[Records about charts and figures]
******************************

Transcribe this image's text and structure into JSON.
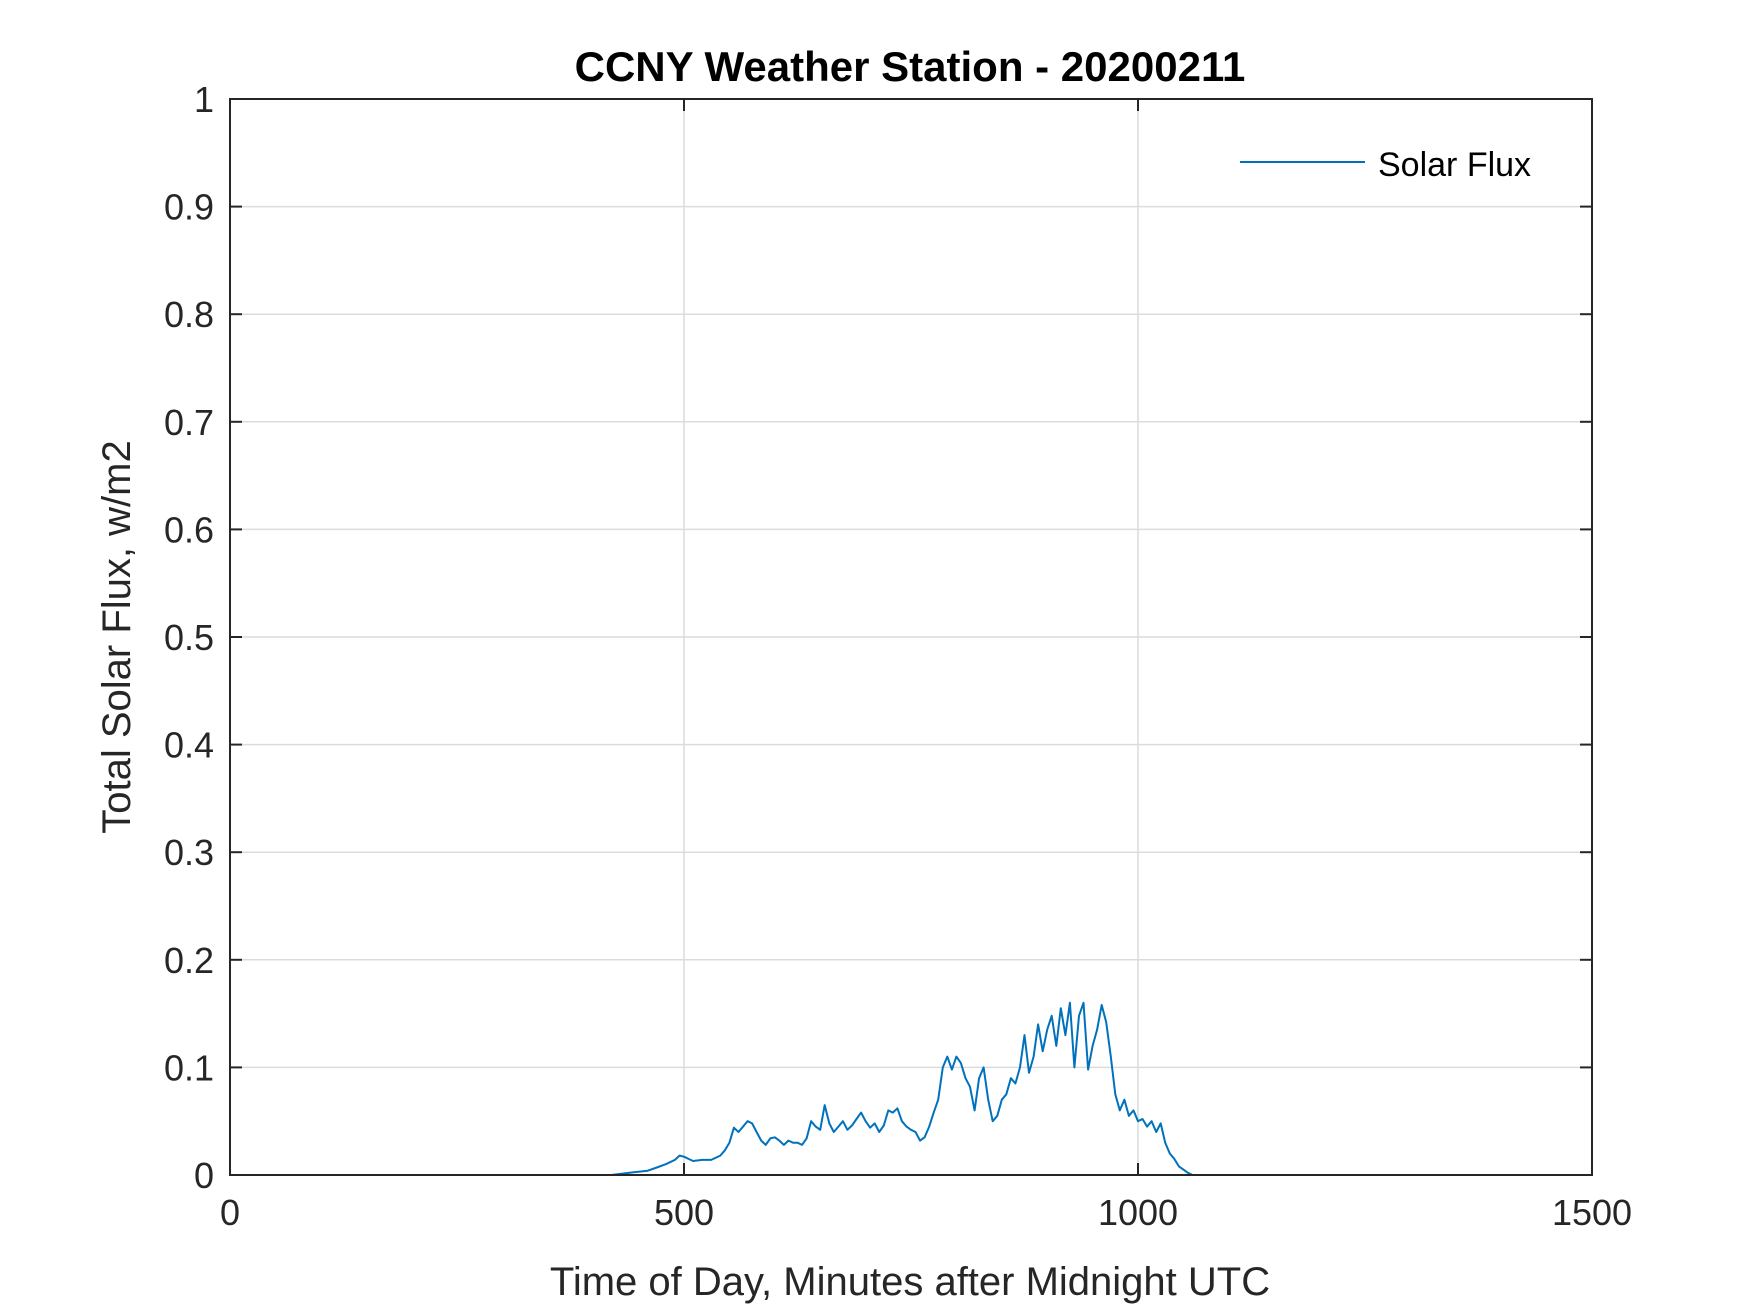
{
  "chart_data": {
    "type": "line",
    "title": "CCNY Weather Station - 20200211",
    "xlabel": "Time of Day, Minutes after Midnight UTC",
    "ylabel": "Total Solar Flux, w/m2",
    "xlim": [
      0,
      1500
    ],
    "ylim": [
      0,
      1
    ],
    "xticks": [
      0,
      500,
      1000,
      1500
    ],
    "xtick_labels": [
      "0",
      "500",
      "1000",
      "1500"
    ],
    "yticks": [
      0,
      0.1,
      0.2,
      0.3,
      0.4,
      0.5,
      0.6,
      0.7,
      0.8,
      0.9,
      1
    ],
    "ytick_labels": [
      "0",
      "0.1",
      "0.2",
      "0.3",
      "0.4",
      "0.5",
      "0.6",
      "0.7",
      "0.8",
      "0.9",
      "1"
    ],
    "grid": true,
    "legend_position": "top-right",
    "colors": {
      "series": "#0072BD",
      "axes": "#262626",
      "grid": "#dcdcdc"
    },
    "series": [
      {
        "name": "Solar Flux",
        "x": [
          0,
          100,
          200,
          300,
          400,
          420,
          440,
          460,
          470,
          480,
          490,
          495,
          500,
          505,
          510,
          520,
          530,
          540,
          545,
          550,
          555,
          560,
          565,
          570,
          575,
          580,
          585,
          590,
          595,
          600,
          605,
          610,
          615,
          620,
          625,
          630,
          635,
          640,
          645,
          650,
          655,
          660,
          665,
          670,
          675,
          680,
          685,
          690,
          695,
          700,
          705,
          710,
          715,
          720,
          725,
          730,
          735,
          740,
          745,
          750,
          755,
          760,
          765,
          770,
          775,
          780,
          785,
          790,
          795,
          800,
          805,
          810,
          815,
          820,
          825,
          830,
          835,
          840,
          845,
          850,
          855,
          860,
          865,
          870,
          875,
          880,
          885,
          890,
          895,
          900,
          905,
          910,
          915,
          920,
          925,
          930,
          935,
          940,
          945,
          950,
          955,
          960,
          965,
          970,
          975,
          980,
          985,
          990,
          995,
          1000,
          1005,
          1010,
          1015,
          1020,
          1025,
          1030,
          1035,
          1040,
          1045,
          1050,
          1055,
          1060,
          1100,
          1200,
          1300,
          1400,
          1440
        ],
        "y": [
          0,
          0,
          0,
          0,
          0,
          0,
          0.002,
          0.004,
          0.007,
          0.01,
          0.014,
          0.018,
          0.017,
          0.015,
          0.013,
          0.014,
          0.014,
          0.018,
          0.023,
          0.03,
          0.044,
          0.04,
          0.045,
          0.05,
          0.048,
          0.04,
          0.032,
          0.028,
          0.034,
          0.035,
          0.032,
          0.028,
          0.032,
          0.03,
          0.03,
          0.028,
          0.034,
          0.05,
          0.045,
          0.042,
          0.065,
          0.048,
          0.04,
          0.045,
          0.05,
          0.042,
          0.046,
          0.052,
          0.058,
          0.05,
          0.044,
          0.048,
          0.04,
          0.046,
          0.06,
          0.058,
          0.062,
          0.05,
          0.045,
          0.042,
          0.04,
          0.032,
          0.035,
          0.045,
          0.058,
          0.07,
          0.1,
          0.11,
          0.098,
          0.11,
          0.104,
          0.09,
          0.082,
          0.06,
          0.09,
          0.1,
          0.07,
          0.05,
          0.055,
          0.07,
          0.075,
          0.09,
          0.085,
          0.1,
          0.13,
          0.095,
          0.11,
          0.14,
          0.115,
          0.135,
          0.148,
          0.12,
          0.155,
          0.13,
          0.16,
          0.1,
          0.148,
          0.16,
          0.098,
          0.12,
          0.135,
          0.158,
          0.142,
          0.11,
          0.075,
          0.06,
          0.07,
          0.055,
          0.06,
          0.05,
          0.052,
          0.045,
          0.05,
          0.04,
          0.048,
          0.03,
          0.02,
          0.015,
          0.008,
          0.005,
          0.002,
          0,
          0,
          0,
          0,
          0,
          0
        ]
      }
    ]
  }
}
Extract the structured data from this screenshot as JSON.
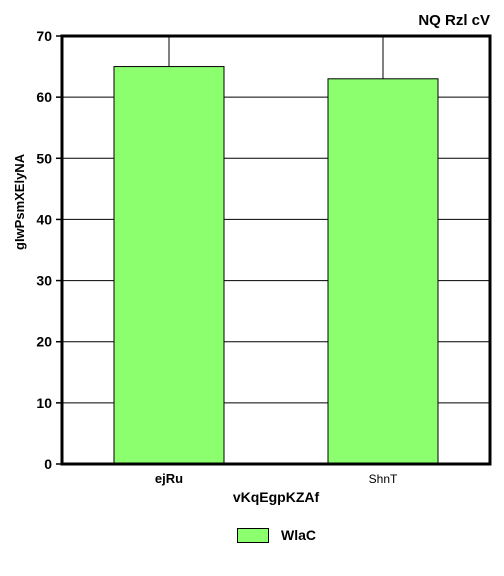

******************************

> **Requirements**: Omit every picture while copying the listing above exactly.

> **Complete answer**:
Transcribe this image's text and structure into JSON.
{
  "chart_data": {
    "type": "line",
    "title": "CCNY Weather Station - 20200211",
    "xlabel": "Time of Day, Minutes after Midnight UTC",
    "ylabel": "Total Solar Flux, w/m2",
    "xlim": [
      0,
      1500
    ],
    "ylim": [
      0,
      1
    ],
    "xticks": [
      0,
      500,
      1000,
      1500
    ],
    "xtick_labels": [
      "0",
      "500",
      "1000",
      "1500"
    ],
    "yticks": [
      0,
      0.1,
      0.2,
      0.3,
      0.4,
      0.5,
      0.6,
      0.7,
      0.8,
      0.9,
      1
    ],
    "ytick_labels": [
      "0",
      "0.1",
      "0.2",
      "0.3",
      "0.4",
      "0.5",
      "0.6",
      "0.7",
      "0.8",
      "0.9",
      "1"
    ],
    "grid": true,
    "legend_position": "top-right",
    "colors": {
      "series": "#0072BD",
      "axes": "#262626",
      "grid": "#dcdcdc"
    },
    "series": [
      {
        "name": "Solar Flux",
        "x": [
          0,
          100,
          200,
          300,
          400,
          420,
          440,
          460,
          470,
          480,
          490,
          495,
          500,
          505,
          510,
          520,
          530,
          540,
          545,
          550,
          555,
          560,
          565,
          570,
          575,
          580,
          585,
          590,
          595,
          600,
          605,
          610,
          615,
          620,
          625,
          630,
          635,
          640,
          645,
          650,
          655,
          660,
          665,
          670,
          675,
          680,
          685,
          690,
          695,
          700,
          705,
          710,
          715,
          720,
          725,
          730,
          735,
          740,
          745,
          750,
          755,
          760,
          765,
          770,
          775,
          780,
          785,
          790,
          795,
          800,
          805,
          810,
          815,
          820,
          825,
          830,
          835,
          840,
          845,
          850,
          855,
          860,
          865,
          870,
          875,
          880,
          885,
          890,
          895,
          900,
          905,
          910,
          915,
          920,
          925,
          930,
          935,
          940,
          945,
          950,
          955,
          960,
          965,
          970,
          975,
          980,
          985,
          990,
          995,
          1000,
          1005,
          1010,
          1015,
          1020,
          1025,
          1030,
          1035,
          1040,
          1045,
          1050,
          1055,
          1060,
          1100,
          1200,
          1300,
          1400,
          1440
        ],
        "y": [
          0,
          0,
          0,
          0,
          0,
          0,
          0.002,
          0.004,
          0.007,
          0.01,
          0.014,
          0.018,
          0.017,
          0.015,
          0.013,
          0.014,
          0.014,
          0.018,
          0.023,
          0.03,
          0.044,
          0.04,
          0.045,
          0.05,
          0.048,
          0.04,
          0.032,
          0.028,
          0.034,
          0.035,
          0.032,
          0.028,
          0.032,
          0.03,
          0.03,
          0.028,
          0.034,
          0.05,
          0.045,
          0.042,
          0.065,
          0.048,
          0.04,
          0.045,
          0.05,
          0.042,
          0.046,
          0.052,
          0.058,
          0.05,
          0.044,
          0.048,
          0.04,
          0.046,
          0.06,
          0.058,
          0.062,
          0.05,
          0.045,
          0.042,
          0.04,
          0.032,
          0.035,
          0.045,
          0.058,
          0.07,
          0.1,
          0.11,
          0.098,
          0.11,
          0.104,
          0.09,
          0.082,
          0.06,
          0.09,
          0.1,
          0.07,
          0.05,
          0.055,
          0.07,
          0.075,
          0.09,
          0.085,
          0.1,
          0.13,
          0.095,
          0.11,
          0.14,
          0.115,
          0.135,
          0.148,
          0.12,
          0.155,
          0.13,
          0.16,
          0.1,
          0.148,
          0.16,
          0.098,
          0.12,
          0.135,
          0.158,
          0.142,
          0.11,
          0.075,
          0.06,
          0.07,
          0.055,
          0.06,
          0.05,
          0.052,
          0.045,
          0.05,
          0.04,
          0.048,
          0.03,
          0.02,
          0.015,
          0.008,
          0.005,
          0.002,
          0,
          0,
          0,
          0,
          0,
          0
        ]
      }
    ]
  }
}
Extract the structured data from this screenshot as JSON.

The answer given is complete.